▸ **Exercise requirements**
Leaving out every picture, quote the data below exactly as it appears.

[begin The input]

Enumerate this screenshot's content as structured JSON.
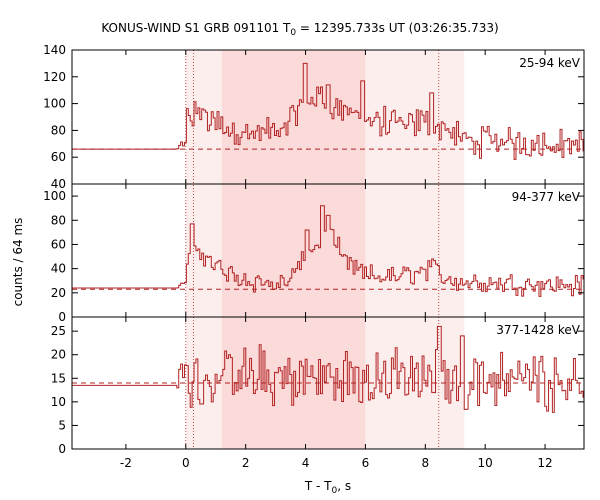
{
  "chart_data": {
    "type": "line",
    "title_main": "KONUS-WIND S1 GRB 091101 T",
    "title_sub": "0",
    "title_rest": " = 12395.733s UT (03:26:35.733)",
    "xlabel_main": "T - T",
    "xlabel_sub": "0",
    "xlabel_rest": ", s",
    "ylabel": "counts / 64 ms",
    "xlim": [
      -3.8,
      13.3
    ],
    "xticks": [
      -2,
      0,
      2,
      4,
      6,
      8,
      10,
      12
    ],
    "bin_s": 0.064,
    "trigger_markers": [
      0.0,
      0.26,
      8.45
    ],
    "shaded_regions": [
      {
        "x0": 0.0,
        "x1": 1.2,
        "shade": "light"
      },
      {
        "x0": 1.2,
        "x1": 6.0,
        "shade": "dark"
      },
      {
        "x0": 6.0,
        "x1": 9.3,
        "shade": "light"
      }
    ],
    "colors": {
      "curve": "#b22222",
      "shade_dark": "#fbdada",
      "shade_light": "#fdeeee",
      "axis": "#000000"
    },
    "panels": [
      {
        "label": "25-94 keV",
        "ylim": [
          40,
          140
        ],
        "yticks": [
          40,
          60,
          80,
          100,
          120,
          140
        ],
        "background": 66,
        "pre_trigger_level": 66,
        "profile": [
          [
            0.0,
            88
          ],
          [
            0.4,
            94
          ],
          [
            1.2,
            82
          ],
          [
            2.2,
            77
          ],
          [
            3.2,
            80
          ],
          [
            3.8,
            98
          ],
          [
            4.3,
            106
          ],
          [
            4.8,
            100
          ],
          [
            5.5,
            93
          ],
          [
            6.0,
            87
          ],
          [
            7.0,
            84
          ],
          [
            8.0,
            86
          ],
          [
            8.6,
            82
          ],
          [
            9.3,
            72
          ],
          [
            13.3,
            70
          ]
        ],
        "noise_amplitude": 10,
        "peak_bins": [
          [
            3.95,
            130
          ],
          [
            4.7,
            114
          ],
          [
            8.2,
            108
          ],
          [
            5.9,
            117
          ]
        ]
      },
      {
        "label": "94-377 keV",
        "ylim": [
          0,
          110
        ],
        "yticks": [
          0,
          20,
          40,
          60,
          80,
          100
        ],
        "background": 23,
        "pre_trigger_level": 24,
        "profile": [
          [
            0.0,
            45
          ],
          [
            0.35,
            58
          ],
          [
            0.8,
            46
          ],
          [
            1.3,
            36
          ],
          [
            2.5,
            28
          ],
          [
            3.3,
            27
          ],
          [
            3.8,
            42
          ],
          [
            4.4,
            62
          ],
          [
            4.8,
            68
          ],
          [
            5.3,
            45
          ],
          [
            6.0,
            34
          ],
          [
            7.0,
            33
          ],
          [
            8.3,
            40
          ],
          [
            8.6,
            33
          ],
          [
            9.3,
            29
          ],
          [
            13.3,
            26
          ]
        ],
        "noise_amplitude": 8,
        "peak_bins": [
          [
            0.2,
            77
          ],
          [
            4.55,
            92
          ],
          [
            4.0,
            72
          ],
          [
            4.75,
            84
          ]
        ]
      },
      {
        "label": "377-1428 keV",
        "ylim": [
          0,
          28
        ],
        "yticks": [
          0,
          5,
          10,
          15,
          20,
          25
        ],
        "background": 14,
        "pre_trigger_level": 13.5,
        "profile": [
          [
            0.0,
            15
          ],
          [
            13.3,
            15
          ]
        ],
        "noise_amplitude": 5.5,
        "peak_bins": [
          [
            8.45,
            26
          ],
          [
            9.2,
            24
          ]
        ]
      }
    ]
  }
}
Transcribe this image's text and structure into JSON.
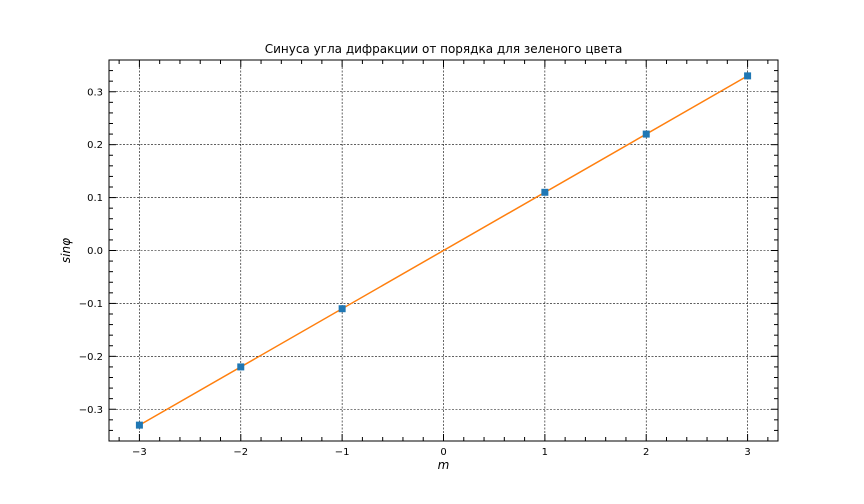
{
  "chart_data": {
    "type": "line",
    "title": "Синуса угла дифракции от порядка для зеленого цвета",
    "xlabel": "m",
    "ylabel": "sinφ",
    "xlim": [
      -3.3,
      3.3
    ],
    "ylim": [
      -0.36,
      0.36
    ],
    "xticks": [
      -3,
      -2,
      -1,
      0,
      1,
      2,
      3
    ],
    "xtick_labels": [
      "−3",
      "−2",
      "−1",
      "0",
      "1",
      "2",
      "3"
    ],
    "yticks": [
      -0.3,
      -0.2,
      -0.1,
      0.0,
      0.1,
      0.2,
      0.3
    ],
    "ytick_labels": [
      "−0.3",
      "−0.2",
      "−0.1",
      "0.0",
      "0.1",
      "0.2",
      "0.3"
    ],
    "grid": true,
    "series": [
      {
        "style": "markers",
        "color": "#1f77b4",
        "marker": "square",
        "x": [
          -3,
          -2,
          -1,
          1,
          2,
          3
        ],
        "y": [
          -0.33,
          -0.22,
          -0.11,
          0.11,
          0.22,
          0.33
        ]
      },
      {
        "style": "line",
        "color": "#ff7f0e",
        "x": [
          -3,
          3
        ],
        "y": [
          -0.33,
          0.33
        ]
      }
    ]
  }
}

[end The input]

▸ **Answer below**
Enumerate this screenshot's content as structured JSON.
{
  "chart_data": {
    "type": "line",
    "title_main": "KONUS-WIND S1 GRB 091101 T",
    "title_sub": "0",
    "title_rest": " = 12395.733s UT (03:26:35.733)",
    "xlabel_main": "T - T",
    "xlabel_sub": "0",
    "xlabel_rest": ", s",
    "ylabel": "counts / 64 ms",
    "xlim": [
      -3.8,
      13.3
    ],
    "xticks": [
      -2,
      0,
      2,
      4,
      6,
      8,
      10,
      12
    ],
    "bin_s": 0.064,
    "trigger_markers": [
      0.0,
      0.26,
      8.45
    ],
    "shaded_regions": [
      {
        "x0": 0.0,
        "x1": 1.2,
        "shade": "light"
      },
      {
        "x0": 1.2,
        "x1": 6.0,
        "shade": "dark"
      },
      {
        "x0": 6.0,
        "x1": 9.3,
        "shade": "light"
      }
    ],
    "colors": {
      "curve": "#b22222",
      "shade_dark": "#fbdada",
      "shade_light": "#fdeeee",
      "axis": "#000000"
    },
    "panels": [
      {
        "label": "25-94 keV",
        "ylim": [
          40,
          140
        ],
        "yticks": [
          40,
          60,
          80,
          100,
          120,
          140
        ],
        "background": 66,
        "pre_trigger_level": 66,
        "profile": [
          [
            0.0,
            88
          ],
          [
            0.4,
            94
          ],
          [
            1.2,
            82
          ],
          [
            2.2,
            77
          ],
          [
            3.2,
            80
          ],
          [
            3.8,
            98
          ],
          [
            4.3,
            106
          ],
          [
            4.8,
            100
          ],
          [
            5.5,
            93
          ],
          [
            6.0,
            87
          ],
          [
            7.0,
            84
          ],
          [
            8.0,
            86
          ],
          [
            8.6,
            82
          ],
          [
            9.3,
            72
          ],
          [
            13.3,
            70
          ]
        ],
        "noise_amplitude": 10,
        "peak_bins": [
          [
            3.95,
            130
          ],
          [
            4.7,
            114
          ],
          [
            8.2,
            108
          ],
          [
            5.9,
            117
          ]
        ]
      },
      {
        "label": "94-377 keV",
        "ylim": [
          0,
          110
        ],
        "yticks": [
          0,
          20,
          40,
          60,
          80,
          100
        ],
        "background": 23,
        "pre_trigger_level": 24,
        "profile": [
          [
            0.0,
            45
          ],
          [
            0.35,
            58
          ],
          [
            0.8,
            46
          ],
          [
            1.3,
            36
          ],
          [
            2.5,
            28
          ],
          [
            3.3,
            27
          ],
          [
            3.8,
            42
          ],
          [
            4.4,
            62
          ],
          [
            4.8,
            68
          ],
          [
            5.3,
            45
          ],
          [
            6.0,
            34
          ],
          [
            7.0,
            33
          ],
          [
            8.3,
            40
          ],
          [
            8.6,
            33
          ],
          [
            9.3,
            29
          ],
          [
            13.3,
            26
          ]
        ],
        "noise_amplitude": 8,
        "peak_bins": [
          [
            0.2,
            77
          ],
          [
            4.55,
            92
          ],
          [
            4.0,
            72
          ],
          [
            4.75,
            84
          ]
        ]
      },
      {
        "label": "377-1428 keV",
        "ylim": [
          0,
          28
        ],
        "yticks": [
          0,
          5,
          10,
          15,
          20,
          25
        ],
        "background": 14,
        "pre_trigger_level": 13.5,
        "profile": [
          [
            0.0,
            15
          ],
          [
            13.3,
            15
          ]
        ],
        "noise_amplitude": 5.5,
        "peak_bins": [
          [
            8.45,
            26
          ],
          [
            9.2,
            24
          ]
        ]
      }
    ]
  }
}
Transcribe this image's text and structure into JSON.
{
  "chart_data": {
    "type": "line",
    "title": "Синуса угла дифракции от порядка для зеленого цвета",
    "xlabel": "m",
    "ylabel": "sinφ",
    "xlim": [
      -3.3,
      3.3
    ],
    "ylim": [
      -0.36,
      0.36
    ],
    "xticks": [
      -3,
      -2,
      -1,
      0,
      1,
      2,
      3
    ],
    "xtick_labels": [
      "−3",
      "−2",
      "−1",
      "0",
      "1",
      "2",
      "3"
    ],
    "yticks": [
      -0.3,
      -0.2,
      -0.1,
      0.0,
      0.1,
      0.2,
      0.3
    ],
    "ytick_labels": [
      "−0.3",
      "−0.2",
      "−0.1",
      "0.0",
      "0.1",
      "0.2",
      "0.3"
    ],
    "grid": true,
    "series": [
      {
        "style": "markers",
        "color": "#1f77b4",
        "marker": "square",
        "x": [
          -3,
          -2,
          -1,
          1,
          2,
          3
        ],
        "y": [
          -0.33,
          -0.22,
          -0.11,
          0.11,
          0.22,
          0.33
        ]
      },
      {
        "style": "line",
        "color": "#ff7f0e",
        "x": [
          -3,
          3
        ],
        "y": [
          -0.33,
          0.33
        ]
      }
    ]
  }
}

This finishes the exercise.